◆ **Task**: Review the lines that follow and copy each one that contains the word "concrete".

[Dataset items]
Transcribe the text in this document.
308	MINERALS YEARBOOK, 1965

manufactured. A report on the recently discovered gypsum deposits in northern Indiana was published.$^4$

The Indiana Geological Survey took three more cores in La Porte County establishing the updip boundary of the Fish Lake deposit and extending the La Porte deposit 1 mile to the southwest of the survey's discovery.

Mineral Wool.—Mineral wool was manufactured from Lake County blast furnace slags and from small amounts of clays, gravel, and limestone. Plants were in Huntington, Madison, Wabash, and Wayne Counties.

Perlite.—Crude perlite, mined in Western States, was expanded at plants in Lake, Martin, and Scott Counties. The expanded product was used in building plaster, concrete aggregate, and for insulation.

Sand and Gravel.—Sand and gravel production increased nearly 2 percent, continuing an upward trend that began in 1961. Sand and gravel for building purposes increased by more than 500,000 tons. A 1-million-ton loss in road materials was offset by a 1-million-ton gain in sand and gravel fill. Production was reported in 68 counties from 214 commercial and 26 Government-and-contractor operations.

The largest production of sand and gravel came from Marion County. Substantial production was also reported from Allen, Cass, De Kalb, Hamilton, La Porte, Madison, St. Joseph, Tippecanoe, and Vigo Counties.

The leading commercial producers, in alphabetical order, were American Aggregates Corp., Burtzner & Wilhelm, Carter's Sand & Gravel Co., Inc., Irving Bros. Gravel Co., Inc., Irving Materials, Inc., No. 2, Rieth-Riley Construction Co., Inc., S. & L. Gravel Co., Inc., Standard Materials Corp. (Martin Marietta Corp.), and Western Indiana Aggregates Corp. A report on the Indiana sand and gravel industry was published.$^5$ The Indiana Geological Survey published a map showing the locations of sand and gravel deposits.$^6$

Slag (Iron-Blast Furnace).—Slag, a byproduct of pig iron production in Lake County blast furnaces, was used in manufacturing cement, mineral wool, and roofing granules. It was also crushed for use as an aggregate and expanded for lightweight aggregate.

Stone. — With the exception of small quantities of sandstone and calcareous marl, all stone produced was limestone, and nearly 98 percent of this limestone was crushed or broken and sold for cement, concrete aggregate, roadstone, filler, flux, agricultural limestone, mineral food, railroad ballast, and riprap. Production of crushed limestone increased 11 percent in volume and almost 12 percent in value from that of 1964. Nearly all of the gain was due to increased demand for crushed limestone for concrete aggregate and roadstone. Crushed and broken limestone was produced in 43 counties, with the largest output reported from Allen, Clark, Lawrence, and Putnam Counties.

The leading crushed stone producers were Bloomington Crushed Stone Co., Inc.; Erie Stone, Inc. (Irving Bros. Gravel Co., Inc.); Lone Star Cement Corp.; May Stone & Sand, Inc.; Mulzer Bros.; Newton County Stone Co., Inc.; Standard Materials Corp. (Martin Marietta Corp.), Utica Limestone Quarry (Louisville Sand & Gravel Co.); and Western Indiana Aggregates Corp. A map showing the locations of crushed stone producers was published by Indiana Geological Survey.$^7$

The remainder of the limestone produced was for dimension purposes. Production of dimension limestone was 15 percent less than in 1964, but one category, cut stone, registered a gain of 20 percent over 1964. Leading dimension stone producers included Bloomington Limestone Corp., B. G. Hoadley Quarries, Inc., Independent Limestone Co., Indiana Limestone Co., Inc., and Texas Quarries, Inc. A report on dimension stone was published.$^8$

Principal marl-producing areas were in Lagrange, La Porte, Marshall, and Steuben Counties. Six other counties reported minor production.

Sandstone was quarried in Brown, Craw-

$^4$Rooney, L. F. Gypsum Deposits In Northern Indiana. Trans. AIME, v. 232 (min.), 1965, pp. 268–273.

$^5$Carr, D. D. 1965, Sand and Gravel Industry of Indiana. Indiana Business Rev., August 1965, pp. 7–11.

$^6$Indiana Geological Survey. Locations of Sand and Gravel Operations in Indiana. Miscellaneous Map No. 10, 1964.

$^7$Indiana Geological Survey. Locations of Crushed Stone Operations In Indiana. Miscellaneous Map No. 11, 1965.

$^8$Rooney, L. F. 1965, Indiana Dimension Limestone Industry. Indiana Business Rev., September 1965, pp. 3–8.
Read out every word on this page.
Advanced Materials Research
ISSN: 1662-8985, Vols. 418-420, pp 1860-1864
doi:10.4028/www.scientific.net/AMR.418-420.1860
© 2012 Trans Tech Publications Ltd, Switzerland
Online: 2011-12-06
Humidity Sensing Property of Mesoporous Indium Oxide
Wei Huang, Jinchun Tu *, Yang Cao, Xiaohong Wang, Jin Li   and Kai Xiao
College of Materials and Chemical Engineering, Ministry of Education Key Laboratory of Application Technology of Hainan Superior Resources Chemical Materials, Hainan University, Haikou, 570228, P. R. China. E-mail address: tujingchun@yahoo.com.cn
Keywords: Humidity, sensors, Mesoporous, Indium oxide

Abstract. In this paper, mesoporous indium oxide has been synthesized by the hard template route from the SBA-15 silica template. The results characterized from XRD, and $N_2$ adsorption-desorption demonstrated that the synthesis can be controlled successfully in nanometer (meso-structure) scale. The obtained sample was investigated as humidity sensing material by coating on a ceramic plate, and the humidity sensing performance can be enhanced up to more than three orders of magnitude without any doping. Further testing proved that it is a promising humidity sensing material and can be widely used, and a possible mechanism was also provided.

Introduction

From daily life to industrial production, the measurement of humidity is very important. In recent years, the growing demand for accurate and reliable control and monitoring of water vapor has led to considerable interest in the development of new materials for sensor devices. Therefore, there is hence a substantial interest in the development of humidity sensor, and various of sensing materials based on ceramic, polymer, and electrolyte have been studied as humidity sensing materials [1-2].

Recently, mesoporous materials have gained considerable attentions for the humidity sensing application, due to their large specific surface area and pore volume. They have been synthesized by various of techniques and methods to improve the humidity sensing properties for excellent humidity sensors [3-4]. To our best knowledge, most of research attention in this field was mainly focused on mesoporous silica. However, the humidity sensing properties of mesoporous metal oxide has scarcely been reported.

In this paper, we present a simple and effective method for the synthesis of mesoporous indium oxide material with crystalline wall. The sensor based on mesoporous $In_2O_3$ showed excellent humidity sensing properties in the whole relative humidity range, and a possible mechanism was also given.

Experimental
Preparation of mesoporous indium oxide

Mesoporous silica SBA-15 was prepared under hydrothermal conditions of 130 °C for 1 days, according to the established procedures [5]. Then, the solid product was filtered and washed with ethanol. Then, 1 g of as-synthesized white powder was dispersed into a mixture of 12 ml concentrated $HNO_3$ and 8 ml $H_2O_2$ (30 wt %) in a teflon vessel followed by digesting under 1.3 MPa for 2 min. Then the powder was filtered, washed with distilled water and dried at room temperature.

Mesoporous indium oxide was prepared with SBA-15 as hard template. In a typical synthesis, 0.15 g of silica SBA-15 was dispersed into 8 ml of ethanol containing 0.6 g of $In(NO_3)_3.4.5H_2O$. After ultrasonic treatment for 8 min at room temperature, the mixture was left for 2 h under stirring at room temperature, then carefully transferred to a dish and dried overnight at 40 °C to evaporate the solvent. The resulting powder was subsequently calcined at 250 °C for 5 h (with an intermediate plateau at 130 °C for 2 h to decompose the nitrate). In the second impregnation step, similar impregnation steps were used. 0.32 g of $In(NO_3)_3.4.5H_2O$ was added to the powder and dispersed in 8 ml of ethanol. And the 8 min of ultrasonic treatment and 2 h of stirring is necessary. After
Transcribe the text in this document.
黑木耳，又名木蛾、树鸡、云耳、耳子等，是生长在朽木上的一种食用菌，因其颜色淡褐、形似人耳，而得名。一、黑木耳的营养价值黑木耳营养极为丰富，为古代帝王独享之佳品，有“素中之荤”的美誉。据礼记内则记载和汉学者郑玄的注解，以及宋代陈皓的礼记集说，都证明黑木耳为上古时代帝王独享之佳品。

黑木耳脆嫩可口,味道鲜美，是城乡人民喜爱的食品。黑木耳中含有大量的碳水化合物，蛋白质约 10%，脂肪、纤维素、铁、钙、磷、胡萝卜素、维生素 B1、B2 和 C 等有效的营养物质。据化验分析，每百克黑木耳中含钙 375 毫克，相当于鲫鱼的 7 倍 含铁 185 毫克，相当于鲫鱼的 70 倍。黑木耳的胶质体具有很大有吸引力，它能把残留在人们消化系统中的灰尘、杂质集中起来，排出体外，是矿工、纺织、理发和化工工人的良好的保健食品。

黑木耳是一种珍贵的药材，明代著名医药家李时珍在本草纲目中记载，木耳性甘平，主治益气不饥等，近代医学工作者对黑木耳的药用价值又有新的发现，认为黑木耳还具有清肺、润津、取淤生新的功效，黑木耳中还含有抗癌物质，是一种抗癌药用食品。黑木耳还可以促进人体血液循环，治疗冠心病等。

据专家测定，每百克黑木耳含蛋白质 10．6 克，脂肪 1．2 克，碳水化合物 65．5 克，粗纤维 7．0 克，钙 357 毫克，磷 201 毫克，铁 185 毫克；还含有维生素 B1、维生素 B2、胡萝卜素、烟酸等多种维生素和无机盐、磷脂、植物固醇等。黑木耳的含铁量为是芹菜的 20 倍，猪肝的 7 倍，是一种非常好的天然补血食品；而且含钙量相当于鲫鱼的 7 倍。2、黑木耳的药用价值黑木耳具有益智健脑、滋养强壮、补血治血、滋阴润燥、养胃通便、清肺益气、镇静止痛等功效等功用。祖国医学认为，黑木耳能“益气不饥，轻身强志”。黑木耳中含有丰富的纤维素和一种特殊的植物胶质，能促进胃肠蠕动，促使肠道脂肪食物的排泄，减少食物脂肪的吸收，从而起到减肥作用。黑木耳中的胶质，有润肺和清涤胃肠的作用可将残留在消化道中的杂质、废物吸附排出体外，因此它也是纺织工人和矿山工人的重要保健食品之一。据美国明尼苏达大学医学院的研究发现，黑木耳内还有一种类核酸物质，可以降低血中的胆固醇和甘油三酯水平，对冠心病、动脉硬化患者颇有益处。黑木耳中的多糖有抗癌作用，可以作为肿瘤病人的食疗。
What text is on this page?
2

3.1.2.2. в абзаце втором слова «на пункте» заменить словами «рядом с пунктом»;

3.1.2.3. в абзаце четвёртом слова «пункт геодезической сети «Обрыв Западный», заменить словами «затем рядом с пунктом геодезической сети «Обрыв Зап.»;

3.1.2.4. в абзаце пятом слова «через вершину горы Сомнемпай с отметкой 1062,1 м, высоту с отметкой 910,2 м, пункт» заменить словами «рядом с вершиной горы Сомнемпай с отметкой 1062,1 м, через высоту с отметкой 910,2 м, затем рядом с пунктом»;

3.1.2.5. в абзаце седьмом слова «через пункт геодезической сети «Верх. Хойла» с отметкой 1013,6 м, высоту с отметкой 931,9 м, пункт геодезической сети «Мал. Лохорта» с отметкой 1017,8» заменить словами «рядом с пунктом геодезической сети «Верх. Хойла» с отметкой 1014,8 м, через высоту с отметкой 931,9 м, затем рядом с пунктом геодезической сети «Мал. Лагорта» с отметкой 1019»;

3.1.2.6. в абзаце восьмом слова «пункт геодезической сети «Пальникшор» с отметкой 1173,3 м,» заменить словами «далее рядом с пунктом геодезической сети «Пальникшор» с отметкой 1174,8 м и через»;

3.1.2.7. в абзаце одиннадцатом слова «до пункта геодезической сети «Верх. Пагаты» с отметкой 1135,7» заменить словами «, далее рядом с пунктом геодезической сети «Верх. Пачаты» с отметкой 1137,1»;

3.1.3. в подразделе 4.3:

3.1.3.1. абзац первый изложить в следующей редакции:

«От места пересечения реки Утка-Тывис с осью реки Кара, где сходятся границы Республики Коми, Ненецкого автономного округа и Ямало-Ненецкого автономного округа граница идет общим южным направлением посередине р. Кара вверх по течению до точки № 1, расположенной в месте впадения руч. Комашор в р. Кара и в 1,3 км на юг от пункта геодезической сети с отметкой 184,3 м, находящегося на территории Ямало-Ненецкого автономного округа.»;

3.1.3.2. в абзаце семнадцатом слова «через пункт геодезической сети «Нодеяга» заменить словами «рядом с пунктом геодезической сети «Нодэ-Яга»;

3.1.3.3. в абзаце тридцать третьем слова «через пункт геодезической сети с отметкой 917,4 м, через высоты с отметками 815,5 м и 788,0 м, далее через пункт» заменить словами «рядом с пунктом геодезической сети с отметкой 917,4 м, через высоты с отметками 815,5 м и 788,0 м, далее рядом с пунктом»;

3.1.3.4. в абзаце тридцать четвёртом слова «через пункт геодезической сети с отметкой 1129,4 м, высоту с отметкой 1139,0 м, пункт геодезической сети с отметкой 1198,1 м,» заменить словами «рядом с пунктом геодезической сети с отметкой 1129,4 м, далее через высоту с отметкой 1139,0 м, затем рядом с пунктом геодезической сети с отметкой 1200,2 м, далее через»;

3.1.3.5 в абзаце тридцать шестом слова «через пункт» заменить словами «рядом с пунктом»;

◆ **Solution to this exercise**:
Perlite.—Crude perlite, mined in Western States, was expanded at plants in Lake, Martin, and Scott Counties. The expanded product was used in building plaster, concrete aggregate, and for insulation.
Stone. — With the exception of small quantities of sandstone and calcareous marl, all stone produced was limestone, and nearly 98 percent of this limestone was crushed or broken and sold for cement, concrete aggregate, roadstone, filler, flux, agricultural limestone, mineral food, railroad ballast, and riprap. Production of crushed limestone increased 11 percent in volume and almost 12 percent in value from that of 1964. Nearly all of the gain was due to increased demand for crushed limestone for concrete aggregate and roadstone. Crushed and broken limestone was produced in 43 counties, with the largest output reported from Allen, Clark, Lawrence, and Putnam Counties.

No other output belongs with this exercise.